Entries taken from a collection
══════════════════════════════
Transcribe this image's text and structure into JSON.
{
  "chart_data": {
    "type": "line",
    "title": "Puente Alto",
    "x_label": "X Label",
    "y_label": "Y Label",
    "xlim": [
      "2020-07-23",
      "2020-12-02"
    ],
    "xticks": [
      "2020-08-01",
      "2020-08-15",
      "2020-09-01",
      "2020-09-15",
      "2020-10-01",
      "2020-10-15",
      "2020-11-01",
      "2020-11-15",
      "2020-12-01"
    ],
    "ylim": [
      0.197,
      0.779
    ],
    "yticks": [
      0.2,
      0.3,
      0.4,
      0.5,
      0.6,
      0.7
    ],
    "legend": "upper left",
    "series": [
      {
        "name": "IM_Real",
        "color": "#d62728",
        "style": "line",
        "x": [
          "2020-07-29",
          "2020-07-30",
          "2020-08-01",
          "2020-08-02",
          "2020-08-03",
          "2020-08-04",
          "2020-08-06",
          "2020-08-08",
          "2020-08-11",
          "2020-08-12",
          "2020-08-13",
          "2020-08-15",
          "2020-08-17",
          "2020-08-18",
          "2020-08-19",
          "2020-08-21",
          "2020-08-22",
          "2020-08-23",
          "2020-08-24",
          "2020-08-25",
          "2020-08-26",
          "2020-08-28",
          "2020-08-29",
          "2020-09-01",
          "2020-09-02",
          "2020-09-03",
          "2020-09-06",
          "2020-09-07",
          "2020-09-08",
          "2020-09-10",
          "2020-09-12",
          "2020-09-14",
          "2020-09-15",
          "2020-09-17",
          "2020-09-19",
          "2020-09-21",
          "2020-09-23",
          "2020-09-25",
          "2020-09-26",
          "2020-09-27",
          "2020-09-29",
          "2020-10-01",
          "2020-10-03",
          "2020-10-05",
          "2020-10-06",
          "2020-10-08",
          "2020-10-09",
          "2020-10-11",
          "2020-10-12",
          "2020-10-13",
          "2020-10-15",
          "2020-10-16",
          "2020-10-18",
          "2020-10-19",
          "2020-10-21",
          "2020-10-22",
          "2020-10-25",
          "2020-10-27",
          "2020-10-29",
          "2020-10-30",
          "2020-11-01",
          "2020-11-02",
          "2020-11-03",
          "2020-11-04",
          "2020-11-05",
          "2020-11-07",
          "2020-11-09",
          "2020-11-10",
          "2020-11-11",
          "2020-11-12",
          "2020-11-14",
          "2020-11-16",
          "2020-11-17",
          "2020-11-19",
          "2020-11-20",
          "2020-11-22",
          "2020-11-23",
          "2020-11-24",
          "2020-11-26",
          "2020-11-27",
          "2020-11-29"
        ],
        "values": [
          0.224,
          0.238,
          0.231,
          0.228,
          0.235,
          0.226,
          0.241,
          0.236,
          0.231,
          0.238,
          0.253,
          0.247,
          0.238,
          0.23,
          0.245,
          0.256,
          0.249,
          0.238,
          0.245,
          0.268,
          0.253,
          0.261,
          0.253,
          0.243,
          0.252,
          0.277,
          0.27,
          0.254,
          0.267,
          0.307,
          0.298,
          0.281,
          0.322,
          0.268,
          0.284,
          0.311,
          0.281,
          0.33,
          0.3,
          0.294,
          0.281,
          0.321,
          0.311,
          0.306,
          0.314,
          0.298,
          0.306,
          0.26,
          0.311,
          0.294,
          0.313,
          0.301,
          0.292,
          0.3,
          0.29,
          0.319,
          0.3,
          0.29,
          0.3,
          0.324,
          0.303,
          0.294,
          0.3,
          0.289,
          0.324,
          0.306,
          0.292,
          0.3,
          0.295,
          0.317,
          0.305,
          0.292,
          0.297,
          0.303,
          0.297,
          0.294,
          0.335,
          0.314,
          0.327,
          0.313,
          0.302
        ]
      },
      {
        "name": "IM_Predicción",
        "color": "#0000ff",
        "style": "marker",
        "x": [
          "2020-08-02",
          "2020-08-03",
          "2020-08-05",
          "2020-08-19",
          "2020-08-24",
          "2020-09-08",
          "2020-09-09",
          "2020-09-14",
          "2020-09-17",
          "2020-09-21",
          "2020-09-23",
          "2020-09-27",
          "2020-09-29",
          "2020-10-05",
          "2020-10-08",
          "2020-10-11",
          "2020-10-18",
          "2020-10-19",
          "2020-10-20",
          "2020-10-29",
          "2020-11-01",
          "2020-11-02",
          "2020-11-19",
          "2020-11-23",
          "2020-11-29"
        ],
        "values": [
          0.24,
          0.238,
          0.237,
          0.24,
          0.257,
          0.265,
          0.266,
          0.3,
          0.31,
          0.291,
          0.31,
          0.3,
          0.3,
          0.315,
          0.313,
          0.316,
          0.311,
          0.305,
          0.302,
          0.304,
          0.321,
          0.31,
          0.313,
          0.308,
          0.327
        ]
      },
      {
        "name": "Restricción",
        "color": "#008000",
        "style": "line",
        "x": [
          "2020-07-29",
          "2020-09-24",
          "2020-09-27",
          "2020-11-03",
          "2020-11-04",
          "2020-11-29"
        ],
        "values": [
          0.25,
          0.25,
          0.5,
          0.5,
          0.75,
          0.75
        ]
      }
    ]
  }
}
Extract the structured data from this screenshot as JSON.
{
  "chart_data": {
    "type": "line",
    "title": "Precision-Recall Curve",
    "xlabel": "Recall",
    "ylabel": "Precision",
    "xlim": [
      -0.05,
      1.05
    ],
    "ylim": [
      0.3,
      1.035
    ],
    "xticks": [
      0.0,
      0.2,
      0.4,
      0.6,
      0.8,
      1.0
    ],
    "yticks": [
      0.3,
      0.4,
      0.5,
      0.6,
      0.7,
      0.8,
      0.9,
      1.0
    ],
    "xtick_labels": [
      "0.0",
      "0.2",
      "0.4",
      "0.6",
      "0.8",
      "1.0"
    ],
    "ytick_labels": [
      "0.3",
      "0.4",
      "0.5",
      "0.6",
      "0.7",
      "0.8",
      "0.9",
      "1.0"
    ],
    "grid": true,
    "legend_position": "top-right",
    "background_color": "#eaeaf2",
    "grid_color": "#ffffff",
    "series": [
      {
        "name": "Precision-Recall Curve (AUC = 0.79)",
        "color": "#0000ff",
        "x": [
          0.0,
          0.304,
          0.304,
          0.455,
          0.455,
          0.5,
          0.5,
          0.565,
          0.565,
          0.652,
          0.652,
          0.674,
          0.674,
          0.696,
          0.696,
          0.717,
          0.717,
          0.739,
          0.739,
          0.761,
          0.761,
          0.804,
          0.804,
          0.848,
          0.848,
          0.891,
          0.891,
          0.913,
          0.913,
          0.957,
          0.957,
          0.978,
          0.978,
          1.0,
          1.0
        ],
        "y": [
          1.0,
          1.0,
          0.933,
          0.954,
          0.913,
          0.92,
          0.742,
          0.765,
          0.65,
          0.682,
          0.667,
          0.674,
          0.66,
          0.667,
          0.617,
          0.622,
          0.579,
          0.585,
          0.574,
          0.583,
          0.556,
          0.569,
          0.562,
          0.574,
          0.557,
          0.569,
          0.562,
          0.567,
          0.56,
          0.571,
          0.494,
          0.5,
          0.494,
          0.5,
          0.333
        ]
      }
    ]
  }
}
══════════════════════════════
Filter the entries down to the lines with the word "this" in them.

Transcribe this image's text and structure into JSON.
Extract the structured data from this screenshot as JSON.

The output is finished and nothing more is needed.